INFORMATION GIVEN >>
..............................
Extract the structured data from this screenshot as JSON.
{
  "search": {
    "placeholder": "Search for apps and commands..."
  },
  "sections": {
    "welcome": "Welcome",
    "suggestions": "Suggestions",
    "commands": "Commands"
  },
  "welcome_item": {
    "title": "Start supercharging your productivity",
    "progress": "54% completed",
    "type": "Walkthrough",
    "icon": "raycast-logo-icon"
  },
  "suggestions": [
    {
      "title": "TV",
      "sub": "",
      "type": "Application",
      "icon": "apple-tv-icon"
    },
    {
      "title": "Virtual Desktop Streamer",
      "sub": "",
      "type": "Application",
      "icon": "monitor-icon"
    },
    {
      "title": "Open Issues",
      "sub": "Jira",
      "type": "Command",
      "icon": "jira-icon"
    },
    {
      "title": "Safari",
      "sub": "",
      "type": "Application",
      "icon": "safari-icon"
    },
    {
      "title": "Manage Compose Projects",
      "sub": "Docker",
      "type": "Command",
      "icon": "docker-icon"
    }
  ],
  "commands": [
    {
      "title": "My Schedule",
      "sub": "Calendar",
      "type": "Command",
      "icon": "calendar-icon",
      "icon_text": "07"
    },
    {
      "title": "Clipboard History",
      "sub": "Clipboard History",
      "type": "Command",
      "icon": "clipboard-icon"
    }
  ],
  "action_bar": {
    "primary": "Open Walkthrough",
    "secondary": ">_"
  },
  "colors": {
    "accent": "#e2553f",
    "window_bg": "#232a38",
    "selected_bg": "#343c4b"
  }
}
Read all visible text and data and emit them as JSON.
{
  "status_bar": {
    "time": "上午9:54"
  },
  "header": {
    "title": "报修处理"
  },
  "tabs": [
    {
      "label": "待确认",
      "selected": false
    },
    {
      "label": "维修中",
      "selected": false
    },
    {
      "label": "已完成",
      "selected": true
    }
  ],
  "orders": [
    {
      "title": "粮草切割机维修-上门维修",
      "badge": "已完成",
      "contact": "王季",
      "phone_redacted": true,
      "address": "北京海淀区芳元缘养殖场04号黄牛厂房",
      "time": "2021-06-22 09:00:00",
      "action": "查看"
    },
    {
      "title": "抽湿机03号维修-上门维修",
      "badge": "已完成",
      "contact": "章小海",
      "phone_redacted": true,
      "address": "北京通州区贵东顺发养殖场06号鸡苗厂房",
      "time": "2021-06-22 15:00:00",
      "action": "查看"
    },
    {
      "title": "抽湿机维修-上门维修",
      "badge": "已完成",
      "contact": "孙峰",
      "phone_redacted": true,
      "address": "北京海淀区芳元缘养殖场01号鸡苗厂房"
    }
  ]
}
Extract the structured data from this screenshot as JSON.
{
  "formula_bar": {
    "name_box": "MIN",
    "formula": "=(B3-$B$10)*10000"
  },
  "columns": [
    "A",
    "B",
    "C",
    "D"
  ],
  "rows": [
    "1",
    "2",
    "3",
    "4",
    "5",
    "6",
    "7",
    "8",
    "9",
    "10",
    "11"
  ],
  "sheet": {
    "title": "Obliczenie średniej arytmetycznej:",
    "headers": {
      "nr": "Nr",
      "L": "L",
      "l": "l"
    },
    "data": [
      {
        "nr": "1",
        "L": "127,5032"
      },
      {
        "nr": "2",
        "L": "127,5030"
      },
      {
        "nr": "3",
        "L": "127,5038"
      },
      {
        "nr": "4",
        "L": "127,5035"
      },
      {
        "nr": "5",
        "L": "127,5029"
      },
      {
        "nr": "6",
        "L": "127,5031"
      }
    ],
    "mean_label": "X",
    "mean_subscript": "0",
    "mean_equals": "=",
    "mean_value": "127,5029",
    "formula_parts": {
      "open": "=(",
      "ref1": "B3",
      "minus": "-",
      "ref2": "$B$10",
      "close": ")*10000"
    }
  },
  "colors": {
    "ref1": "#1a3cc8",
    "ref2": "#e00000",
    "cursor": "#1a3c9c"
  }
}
..............................
PROBLEM STATEMENT >> Output the full listing exactly as it stands.

REPLY TO THE TASK >>
Extract the structured data from this screenshot as JSON.
{
  "search": {
    "placeholder": "Search for apps and commands..."
  },
  "sections": {
    "welcome": "Welcome",
    "suggestions": "Suggestions",
    "commands": "Commands"
  },
  "welcome_item": {
    "title": "Start supercharging your productivity",
    "progress": "54% completed",
    "type": "Walkthrough",
    "icon": "raycast-logo-icon"
  },
  "suggestions": [
    {
      "title": "TV",
      "sub": "",
      "type": "Application",
      "icon": "apple-tv-icon"
    },
    {
      "title": "Virtual Desktop Streamer",
      "sub": "",
      "type": "Application",
      "icon": "monitor-icon"
    },
    {
      "title": "Open Issues",
      "sub": "Jira",
      "type": "Command",
      "icon": "jira-icon"
    },
    {
      "title": "Safari",
      "sub": "",
      "type": "Application",
      "icon": "safari-icon"
    },
    {
      "title": "Manage Compose Projects",
      "sub": "Docker",
      "type": "Command",
      "icon": "docker-icon"
    }
  ],
  "commands": [
    {
      "title": "My Schedule",
      "sub": "Calendar",
      "type": "Command",
      "icon": "calendar-icon",
      "icon_text": "07"
    },
    {
      "title": "Clipboard History",
      "sub": "Clipboard History",
      "type": "Command",
      "icon": "clipboard-icon"
    }
  ],
  "action_bar": {
    "primary": "Open Walkthrough",
    "secondary": ">_"
  },
  "colors": {
    "accent": "#e2553f",
    "window_bg": "#232a38",
    "selected_bg": "#343c4b"
  }
}
Read all visible text and data and emit them as JSON.
{
  "status_bar": {
    "time": "上午9:54"
  },
  "header": {
    "title": "报修处理"
  },
  "tabs": [
    {
      "label": "待确认",
      "selected": false
    },
    {
      "label": "维修中",
      "selected": false
    },
    {
      "label": "已完成",
      "selected": true
    }
  ],
  "orders": [
    {
      "title": "粮草切割机维修-上门维修",
      "badge": "已完成",
      "contact": "王季",
      "phone_redacted": true,
      "address": "北京海淀区芳元缘养殖场04号黄牛厂房",
      "time": "2021-06-22 09:00:00",
      "action": "查看"
    },
    {
      "title": "抽湿机03号维修-上门维修",
      "badge": "已完成",
      "contact": "章小海",
      "phone_redacted": true,
      "address": "北京通州区贵东顺发养殖场06号鸡苗厂房",
      "time": "2021-06-22 15:00:00",
      "action": "查看"
    },
    {
      "title": "抽湿机维修-上门维修",
      "badge": "已完成",
      "contact": "孙峰",
      "phone_redacted": true,
      "address": "北京海淀区芳元缘养殖场01号鸡苗厂房"
    }
  ]
}
Extract the structured data from this screenshot as JSON.
{
  "formula_bar": {
    "name_box": "MIN",
    "formula": "=(B3-$B$10)*10000"
  },
  "columns": [
    "A",
    "B",
    "C",
    "D"
  ],
  "rows": [
    "1",
    "2",
    "3",
    "4",
    "5",
    "6",
    "7",
    "8",
    "9",
    "10",
    "11"
  ],
  "sheet": {
    "title": "Obliczenie średniej arytmetycznej:",
    "headers": {
      "nr": "Nr",
      "L": "L",
      "l": "l"
    },
    "data": [
      {
        "nr": "1",
        "L": "127,5032"
      },
      {
        "nr": "2",
        "L": "127,5030"
      },
      {
        "nr": "3",
        "L": "127,5038"
      },
      {
        "nr": "4",
        "L": "127,5035"
      },
      {
        "nr": "5",
        "L": "127,5029"
      },
      {
        "nr": "6",
        "L": "127,5031"
      }
    ],
    "mean_label": "X",
    "mean_subscript": "0",
    "mean_equals": "=",
    "mean_value": "127,5029",
    "formula_parts": {
      "open": "=(",
      "ref1": "B3",
      "minus": "-",
      "ref2": "$B$10",
      "close": ")*10000"
    }
  },
  "colors": {
    "ref1": "#1a3cc8",
    "ref2": "#e00000",
    "cursor": "#1a3c9c"
  }
}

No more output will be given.